[GIVEN INSTRUCTION] Here are records with pictures in them. Copy all of them exactly and leave the pictures out.

[start RECORDS FOR THIS TASK]

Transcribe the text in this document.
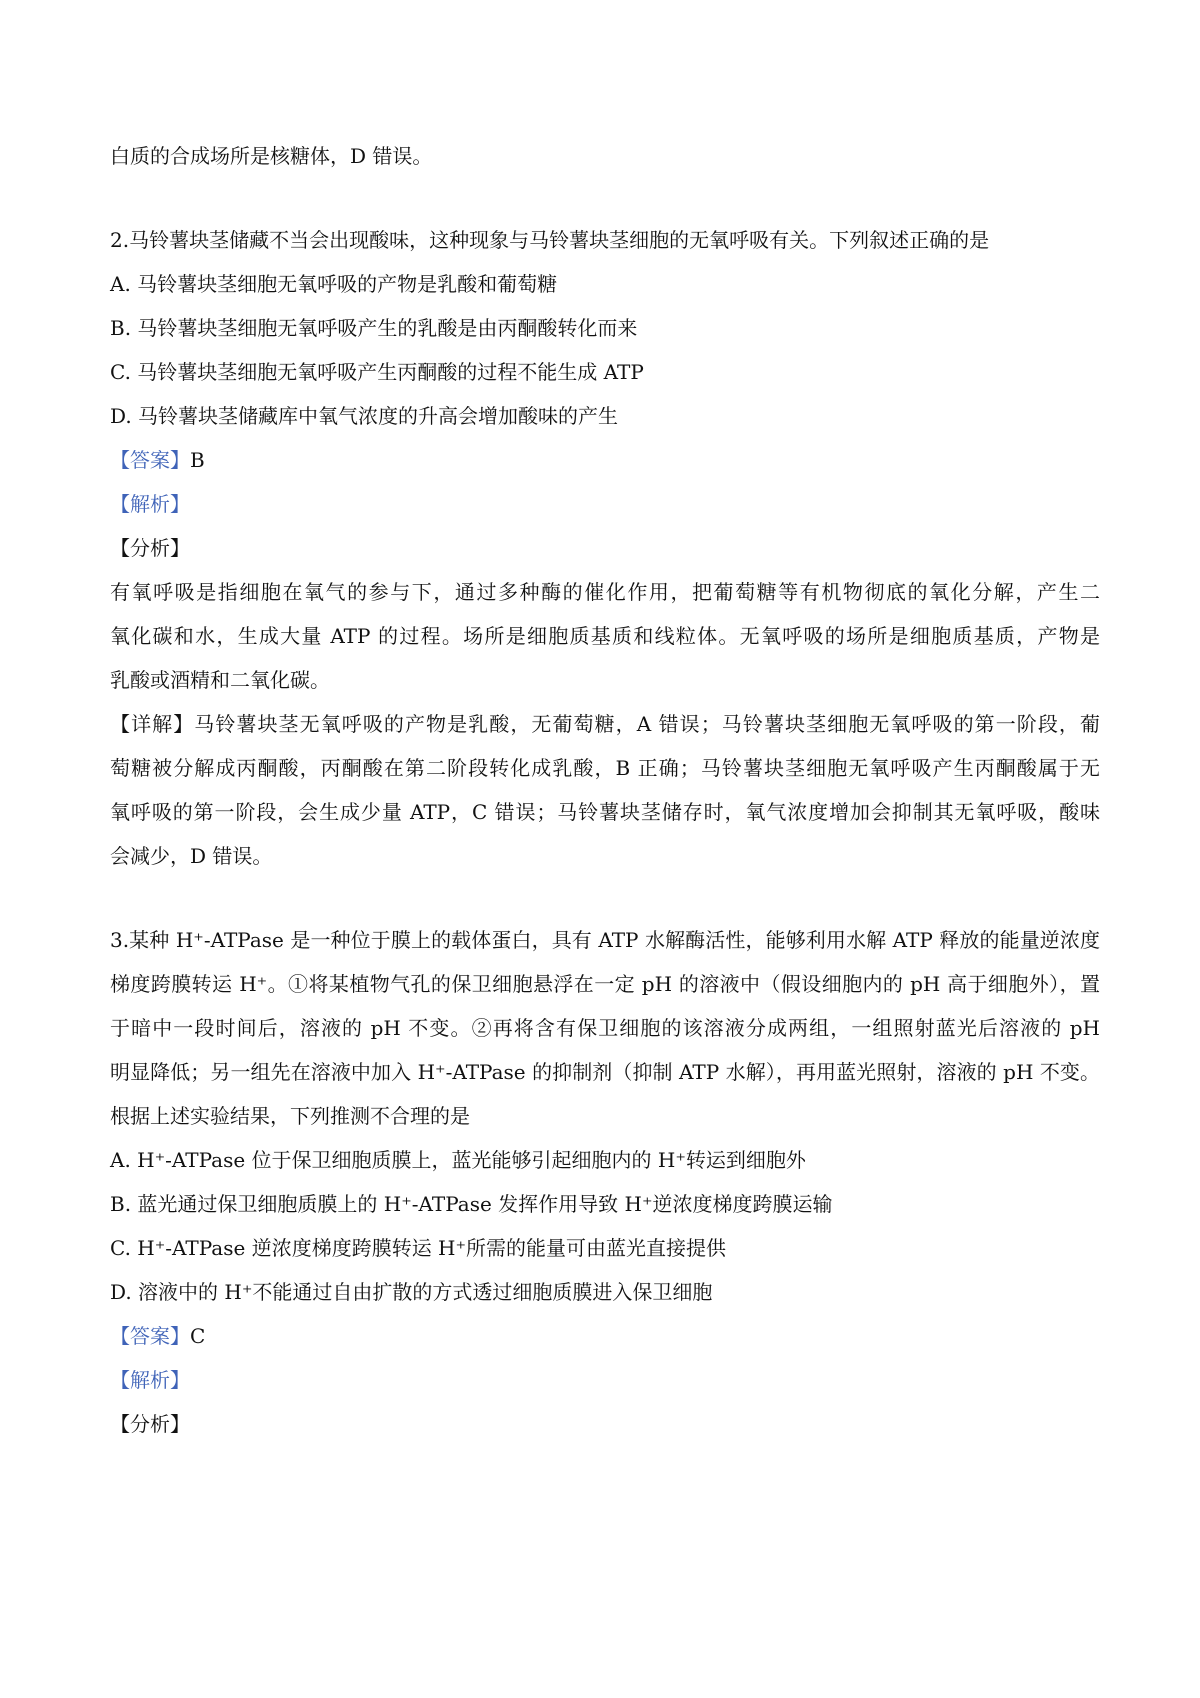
白质的合成场所是核糖体，D 错误。
2.马铃薯块茎储藏不当会出现酸味，这种现象与马铃薯块茎细胞的无氧呼吸有关。下列叙述正确的是
A. 马铃薯块茎细胞无氧呼吸的产物是乳酸和葡萄糖
B. 马铃薯块茎细胞无氧呼吸产生的乳酸是由丙酮酸转化而来
C. 马铃薯块茎细胞无氧呼吸产生丙酮酸的过程不能生成 ATP
D. 马铃薯块茎储藏库中氧气浓度的升高会增加酸味的产生
【答案】B
【解析】
【分析】
有氧呼吸是指细胞在氧气的参与下，通过多种酶的催化作用，把葡萄糖等有机物彻底的氧化分解，产生二
氧化碳和水，生成大量 ATP 的过程。场所是细胞质基质和线粒体。无氧呼吸的场所是细胞质基质，产物是
乳酸或酒精和二氧化碳。
【详解】马铃薯块茎无氧呼吸的产物是乳酸，无葡萄糖，A 错误；马铃薯块茎细胞无氧呼吸的第一阶段，葡
萄糖被分解成丙酮酸，丙酮酸在第二阶段转化成乳酸，B 正确；马铃薯块茎细胞无氧呼吸产生丙酮酸属于无
氧呼吸的第一阶段，会生成少量 ATP，C 错误；马铃薯块茎储存时，氧气浓度增加会抑制其无氧呼吸，酸味
会减少，D 错误。
3.某种 H⁺-ATPase 是一种位于膜上的载体蛋白，具有 ATP 水解酶活性，能够利用水解 ATP 释放的能量逆浓度
梯度跨膜转运 H⁺。①将某植物气孔的保卫细胞悬浮在一定 pH 的溶液中（假设细胞内的 pH 高于细胞外），置
于暗中一段时间后，溶液的 pH 不变。②再将含有保卫细胞的该溶液分成两组，一组照射蓝光后溶液的 pH
明显降低；另一组先在溶液中加入 H⁺-ATPase 的抑制剂（抑制 ATP 水解），再用蓝光照射，溶液的 pH 不变。
根据上述实验结果，下列推测不合理的是
A. H⁺-ATPase 位于保卫细胞质膜上，蓝光能够引起细胞内的 H⁺转运到细胞外
B. 蓝光通过保卫细胞质膜上的 H⁺-ATPase 发挥作用导致 H⁺逆浓度梯度跨膜运输
C. H⁺-ATPase 逆浓度梯度跨膜转运 H⁺所需的能量可由蓝光直接提供
D. 溶液中的 H⁺不能通过自由扩散的方式透过细胞质膜进入保卫细胞
【答案】C
【解析】
【分析】
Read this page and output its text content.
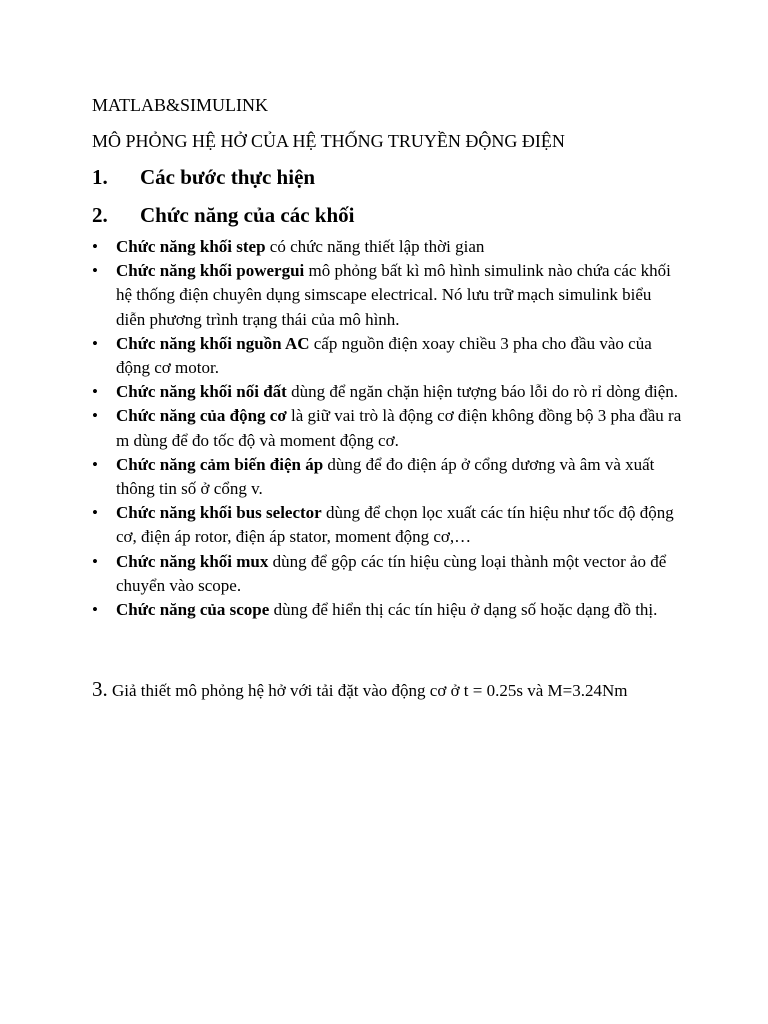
MATLAB&SIMULINK

MÔ PHỎNG HỆ HỞ CỦA HỆ THỐNG TRUYỀN ĐỘNG ĐIỆN

1. Các bước thực hiện

2. Chức năng của các khối

•	Chức năng khối step có chức năng thiết lập thời gian
•	Chức năng khối powergui mô phỏng bất kì mô hình simulink nào chứa các khối hệ thống điện chuyên dụng simscape electrical. Nó lưu trữ mạch simulink biểu diễn phương trình trạng thái của mô hình.
•	Chức năng khối nguồn AC cấp nguồn điện xoay chiều 3 pha cho đầu vào của động cơ motor.
•	Chức năng khối nối đất dùng để ngăn chặn hiện tượng báo lỗi do rò rỉ dòng điện.
•	Chức năng của động cơ là giữ vai trò là động cơ điện không đồng bộ 3 pha đầu ra m dùng để đo tốc độ và moment động cơ.
•	Chức năng cảm biến điện áp dùng để đo điện áp ở cổng dương và âm và xuất thông tin số ở cổng v.
•	Chức năng khối bus selector dùng để chọn lọc xuất các tín hiệu như tốc độ động cơ, điện áp rotor, điện áp stator, moment động cơ,…
•	Chức năng khối mux dùng để gộp các tín hiệu cùng loại thành một vector ảo để chuyển vào scope.
•	Chức năng của scope dùng để hiển thị các tín hiệu ở dạng số hoặc dạng đồ thị.

3. Giả thiết mô phỏng hệ hở với tải đặt vào động cơ ở t = 0.25s và M=3.24Nm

[end RECORDS FOR THIS TASK]

[OUTPUT OF THE EXERCISE]
Transcribe the text in this document.
白质的合成场所是核糖体，D 错误。
2.马铃薯块茎储藏不当会出现酸味，这种现象与马铃薯块茎细胞的无氧呼吸有关。下列叙述正确的是
A. 马铃薯块茎细胞无氧呼吸的产物是乳酸和葡萄糖
B. 马铃薯块茎细胞无氧呼吸产生的乳酸是由丙酮酸转化而来
C. 马铃薯块茎细胞无氧呼吸产生丙酮酸的过程不能生成 ATP
D. 马铃薯块茎储藏库中氧气浓度的升高会增加酸味的产生
【答案】B
【解析】
【分析】
有氧呼吸是指细胞在氧气的参与下，通过多种酶的催化作用，把葡萄糖等有机物彻底的氧化分解，产生二
氧化碳和水，生成大量 ATP 的过程。场所是细胞质基质和线粒体。无氧呼吸的场所是细胞质基质，产物是
乳酸或酒精和二氧化碳。
【详解】马铃薯块茎无氧呼吸的产物是乳酸，无葡萄糖，A 错误；马铃薯块茎细胞无氧呼吸的第一阶段，葡
萄糖被分解成丙酮酸，丙酮酸在第二阶段转化成乳酸，B 正确；马铃薯块茎细胞无氧呼吸产生丙酮酸属于无
氧呼吸的第一阶段，会生成少量 ATP，C 错误；马铃薯块茎储存时，氧气浓度增加会抑制其无氧呼吸，酸味
会减少，D 错误。
3.某种 H⁺-ATPase 是一种位于膜上的载体蛋白，具有 ATP 水解酶活性，能够利用水解 ATP 释放的能量逆浓度
梯度跨膜转运 H⁺。①将某植物气孔的保卫细胞悬浮在一定 pH 的溶液中（假设细胞内的 pH 高于细胞外），置
于暗中一段时间后，溶液的 pH 不变。②再将含有保卫细胞的该溶液分成两组，一组照射蓝光后溶液的 pH
明显降低；另一组先在溶液中加入 H⁺-ATPase 的抑制剂（抑制 ATP 水解），再用蓝光照射，溶液的 pH 不变。
根据上述实验结果，下列推测不合理的是
A. H⁺-ATPase 位于保卫细胞质膜上，蓝光能够引起细胞内的 H⁺转运到细胞外
B. 蓝光通过保卫细胞质膜上的 H⁺-ATPase 发挥作用导致 H⁺逆浓度梯度跨膜运输
C. H⁺-ATPase 逆浓度梯度跨膜转运 H⁺所需的能量可由蓝光直接提供
D. 溶液中的 H⁺不能通过自由扩散的方式透过细胞质膜进入保卫细胞
【答案】C
【解析】
【分析】
Read this page and output its text content.
MATLAB&SIMULINK

MÔ PHỎNG HỆ HỞ CỦA HỆ THỐNG TRUYỀN ĐỘNG ĐIỆN

1. Các bước thực hiện

2. Chức năng của các khối

•	Chức năng khối step có chức năng thiết lập thời gian
•	Chức năng khối powergui mô phỏng bất kì mô hình simulink nào chứa các khối hệ thống điện chuyên dụng simscape electrical. Nó lưu trữ mạch simulink biểu diễn phương trình trạng thái của mô hình.
•	Chức năng khối nguồn AC cấp nguồn điện xoay chiều 3 pha cho đầu vào của động cơ motor.
•	Chức năng khối nối đất dùng để ngăn chặn hiện tượng báo lỗi do rò rỉ dòng điện.
•	Chức năng của động cơ là giữ vai trò là động cơ điện không đồng bộ 3 pha đầu ra m dùng để đo tốc độ và moment động cơ.
•	Chức năng cảm biến điện áp dùng để đo điện áp ở cổng dương và âm và xuất thông tin số ở cổng v.
•	Chức năng khối bus selector dùng để chọn lọc xuất các tín hiệu như tốc độ động cơ, điện áp rotor, điện áp stator, moment động cơ,…
•	Chức năng khối mux dùng để gộp các tín hiệu cùng loại thành một vector ảo để chuyển vào scope.
•	Chức năng của scope dùng để hiển thị các tín hiệu ở dạng số hoặc dạng đồ thị.

3. Giả thiết mô phỏng hệ hở với tải đặt vào động cơ ở t = 0.25s và M=3.24Nm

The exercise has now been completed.